Extracted records:

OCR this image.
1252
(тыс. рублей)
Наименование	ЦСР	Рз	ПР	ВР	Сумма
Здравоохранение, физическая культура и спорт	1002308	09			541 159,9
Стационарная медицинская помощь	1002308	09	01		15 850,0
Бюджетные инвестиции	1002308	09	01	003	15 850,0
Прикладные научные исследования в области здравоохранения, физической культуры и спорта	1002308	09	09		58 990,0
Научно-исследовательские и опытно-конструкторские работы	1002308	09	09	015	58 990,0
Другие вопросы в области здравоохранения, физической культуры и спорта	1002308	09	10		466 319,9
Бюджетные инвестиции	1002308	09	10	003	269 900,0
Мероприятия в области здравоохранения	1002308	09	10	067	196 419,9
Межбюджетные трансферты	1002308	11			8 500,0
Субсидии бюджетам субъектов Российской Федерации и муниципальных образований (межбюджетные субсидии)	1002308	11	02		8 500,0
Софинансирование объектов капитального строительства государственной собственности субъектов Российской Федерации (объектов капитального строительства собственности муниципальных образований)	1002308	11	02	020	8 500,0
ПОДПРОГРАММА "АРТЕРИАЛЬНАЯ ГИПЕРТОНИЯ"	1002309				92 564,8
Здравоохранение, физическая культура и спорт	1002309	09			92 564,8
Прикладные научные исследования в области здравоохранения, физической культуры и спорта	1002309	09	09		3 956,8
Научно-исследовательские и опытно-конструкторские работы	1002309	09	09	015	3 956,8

# TASK OBJECTIVE:
Give back all the data exactly as written.

# EXERCISE SOLUTION:
OCR this image.
1252
(тыс. рублей)
Наименование	ЦСР	Рз	ПР	ВР	Сумма
Здравоохранение, физическая культура и спорт	1002308	09			541 159,9
Стационарная медицинская помощь	1002308	09	01		15 850,0
Бюджетные инвестиции	1002308	09	01	003	15 850,0
Прикладные научные исследования в области здравоохранения, физической культуры и спорта	1002308	09	09		58 990,0
Научно-исследовательские и опытно-конструкторские работы	1002308	09	09	015	58 990,0
Другие вопросы в области здравоохранения, физической культуры и спорта	1002308	09	10		466 319,9
Бюджетные инвестиции	1002308	09	10	003	269 900,0
Мероприятия в области здравоохранения	1002308	09	10	067	196 419,9
Межбюджетные трансферты	1002308	11			8 500,0
Субсидии бюджетам субъектов Российской Федерации и муниципальных образований (межбюджетные субсидии)	1002308	11	02		8 500,0
Софинансирование объектов капитального строительства государственной собственности субъектов Российской Федерации (объектов капитального строительства собственности муниципальных образований)	1002308	11	02	020	8 500,0
ПОДПРОГРАММА "АРТЕРИАЛЬНАЯ ГИПЕРТОНИЯ"	1002309				92 564,8
Здравоохранение, физическая культура и спорт	1002309	09			92 564,8
Прикладные научные исследования в области здравоохранения, физической культуры и спорта	1002309	09	09		3 956,8
Научно-исследовательские и опытно-конструкторские работы	1002309	09	09	015	3 956,8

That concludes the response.